**REQUIRED TASK:**
Go through the listing and pick out each line with the word "JSON" in it.

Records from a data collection

- - - - - - -

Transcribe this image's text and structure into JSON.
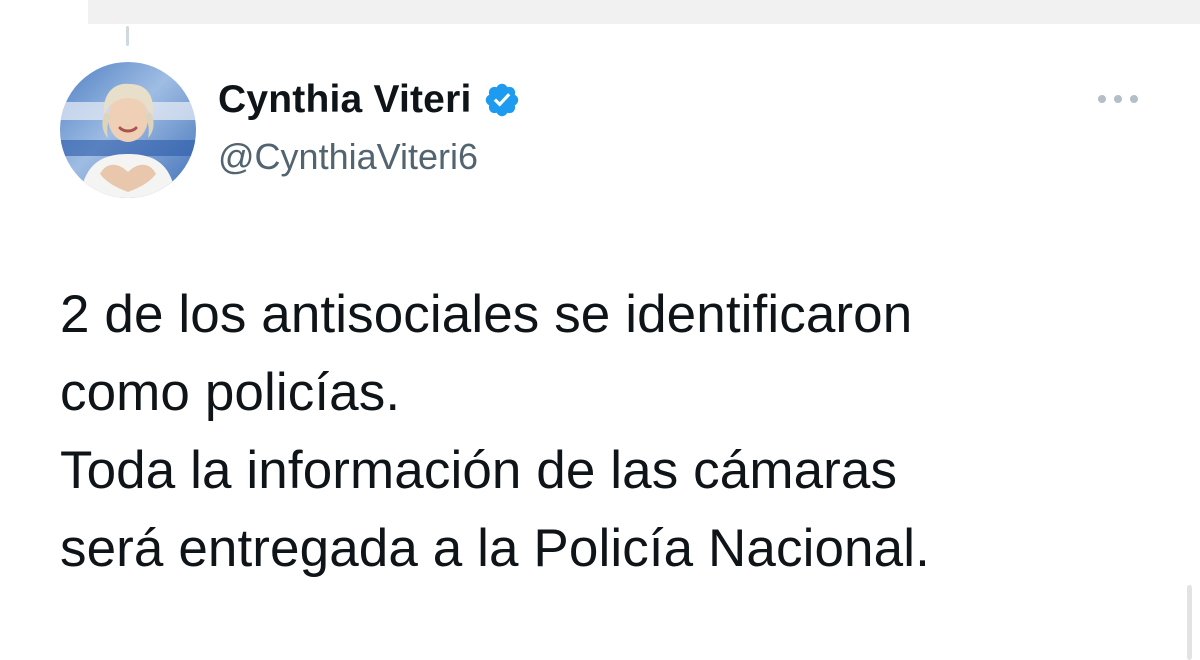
{
  "tweet": {
    "author": {
      "display_name": "Cynthia Viteri",
      "handle": "@CynthiaViteri6",
      "verified": true,
      "avatar_icon": "profile-photo"
    },
    "text": "2 de los antisociales se identificaron\ncomo policías.\nToda la información de las cámaras\nserá entregada a la Policía Nacional.",
    "more_icon": "ellipsis-icon"
  },
  "colors": {
    "text": "#0f1419",
    "secondary": "#536471",
    "verified_blue": "#1d9bf0"
  }
}
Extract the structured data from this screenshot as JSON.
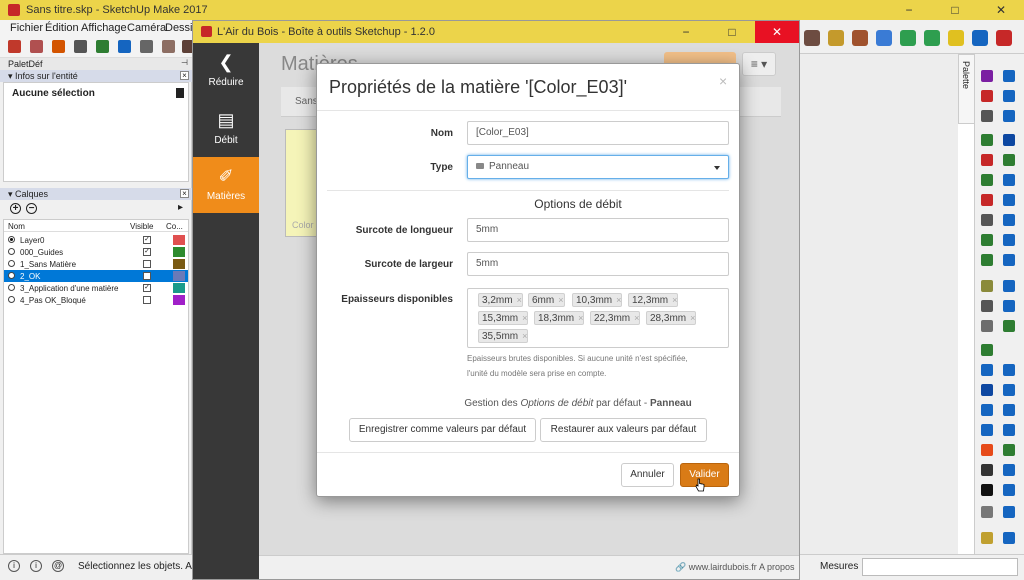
{
  "sketchup": {
    "title": "Sans titre.skp - SketchUp Make 2017",
    "window_controls": [
      "−",
      "□",
      "✕"
    ],
    "menu": [
      "Fichier",
      "Édition",
      "Affichage",
      "Caméra",
      "Dessin"
    ],
    "tray": {
      "title": "PaletDéf",
      "entity_panel_title": "Infos sur l'entité",
      "entity_selection": "Aucune sélection",
      "layers_panel_title": "Calques",
      "layers_columns": {
        "name": "Nom",
        "visible": "Visible",
        "color": "Co..."
      },
      "layers": [
        {
          "name": "Layer0",
          "active": true,
          "visible": true,
          "color": "#e05050",
          "selected": false
        },
        {
          "name": "000_Guides",
          "active": false,
          "visible": true,
          "color": "#2e8b2e",
          "selected": false
        },
        {
          "name": "1_Sans Matière",
          "active": false,
          "visible": false,
          "color": "#7a5a12",
          "selected": false
        },
        {
          "name": "2_OK",
          "active": false,
          "visible": false,
          "color": "#6a7ab8",
          "selected": true
        },
        {
          "name": "3_Application d'une matière",
          "active": false,
          "visible": true,
          "color": "#1a9a8a",
          "selected": false
        },
        {
          "name": "4_Pas OK_Bloqué",
          "active": false,
          "visible": false,
          "color": "#a020c8",
          "selected": false
        }
      ]
    },
    "status": {
      "text": "Sélectionnez les objets. Ap",
      "measures_label": "Mesures",
      "icons": [
        "i",
        "i",
        "@"
      ]
    },
    "palette_tab": "Palette"
  },
  "plugin": {
    "title": "L'Air du Bois - Boîte à outils Sketchup - 1.2.0",
    "window_controls": [
      "−",
      "□",
      "✕"
    ],
    "nav": [
      {
        "label": "Réduire",
        "icon": "chevron-left-icon",
        "glyph": "❮",
        "active": false
      },
      {
        "label": "Débit",
        "icon": "list-icon",
        "glyph": "▤",
        "active": false
      },
      {
        "label": "Matières",
        "icon": "materials-icon",
        "glyph": "✐",
        "active": true
      }
    ],
    "page_title": "Matières",
    "tab_label": "Sans",
    "card_label": "Color",
    "menu_glyph": "≡ ▾",
    "footer_link": "www.lairdubois.fr",
    "footer_about": "A propos",
    "colors": {
      "accent": "#f08c1a",
      "sidebar": "#383838",
      "primary_button": "#d97b16"
    }
  },
  "modal": {
    "title": "Propriétés de la matière '[Color_E03]'",
    "close": "×",
    "name_label": "Nom",
    "name_value": "[Color_E03]",
    "type_label": "Type",
    "type_value": "Panneau",
    "section_title": "Options de débit",
    "length_label": "Surcote de longueur",
    "length_value": "5mm",
    "width_label": "Surcote de largeur",
    "width_value": "5mm",
    "thickness_label": "Epaisseurs disponibles",
    "thicknesses": [
      "3,2mm",
      "6mm",
      "10,3mm",
      "12,3mm",
      "15,3mm",
      "18,3mm",
      "22,3mm",
      "28,3mm",
      "35,5mm"
    ],
    "help_line1": "Epaisseurs brutes disponibles. Si aucune unité n'est spécifiée,",
    "help_line2": "l'unité du modèle sera prise en compte.",
    "gestion_prefix": "Gestion des ",
    "gestion_em": "Options de débit",
    "gestion_mid": " par défaut - ",
    "gestion_bold": "Panneau",
    "save_defaults": "Enregistrer comme valeurs par défaut",
    "restore_defaults": "Restaurer aux valeurs par défaut",
    "cancel": "Annuler",
    "validate": "Valider"
  }
}
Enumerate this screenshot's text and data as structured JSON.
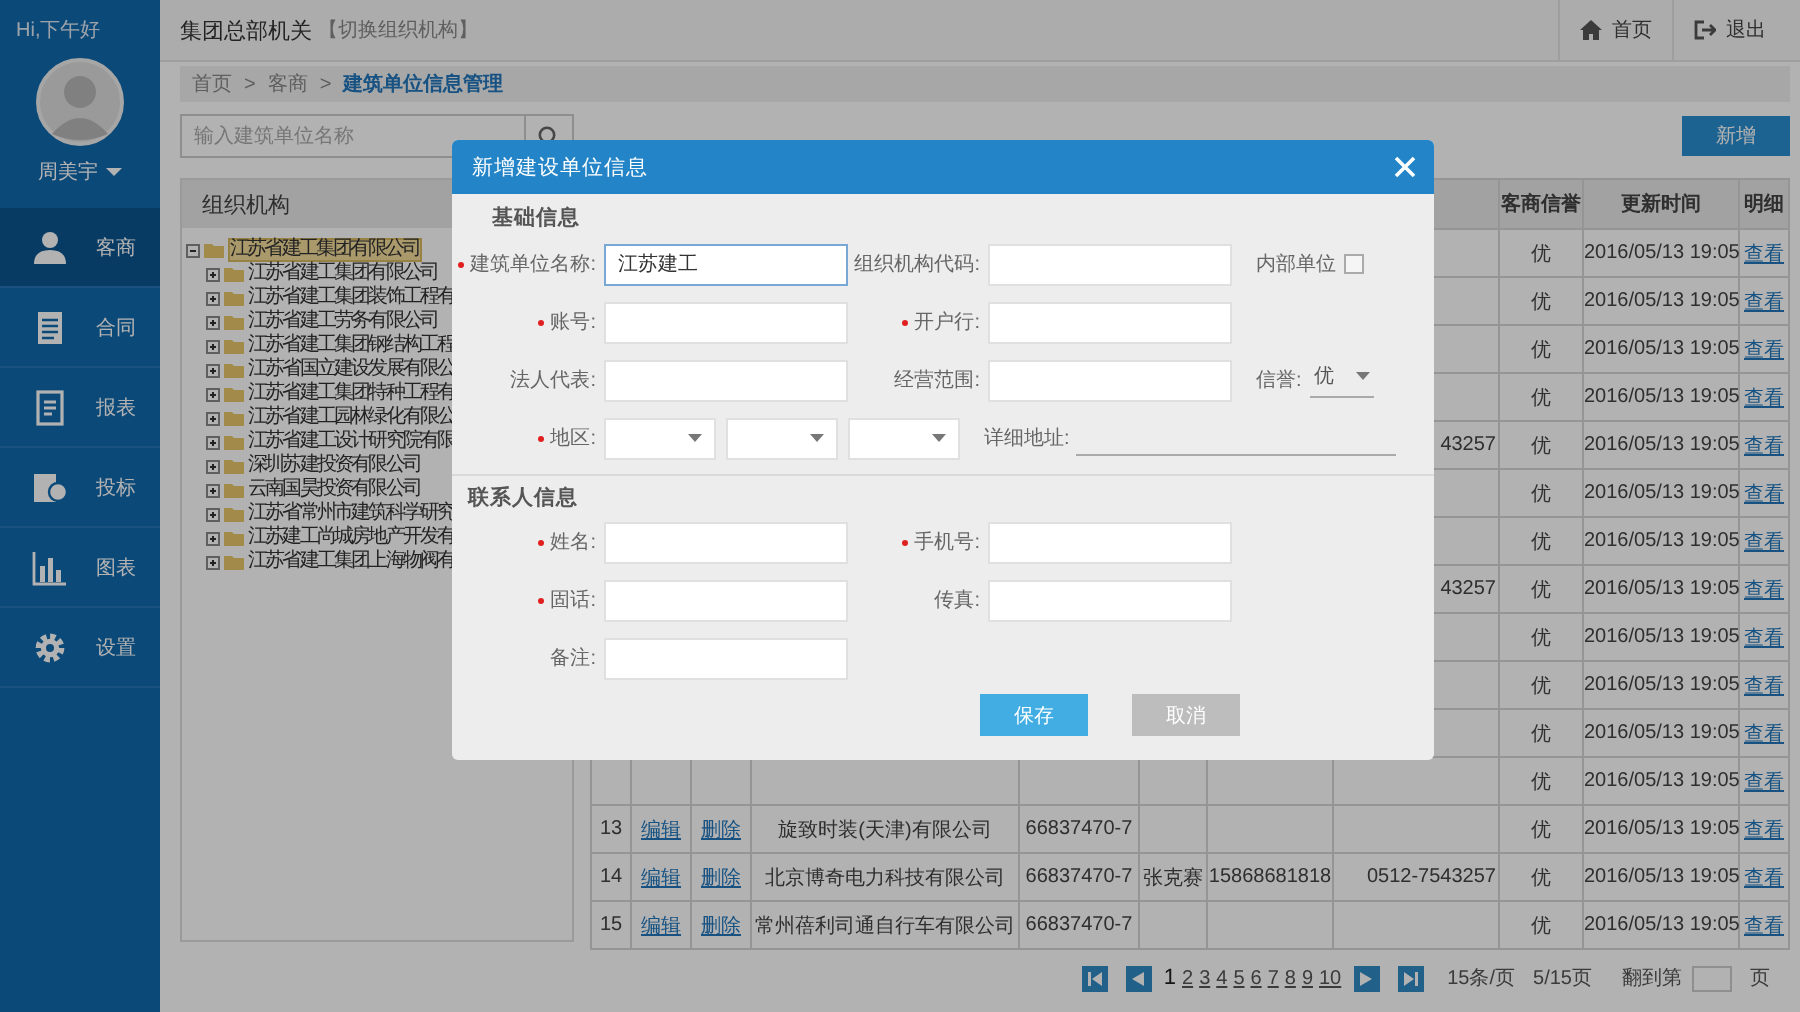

- - - - - - -

**RESPONSE TO THIS EXERCISE:**
Transcribe this image's text and structure into JSON.
Extract the structured data from this screenshot as JSON.
Enumerate this screenshot's text and data as structured JSON.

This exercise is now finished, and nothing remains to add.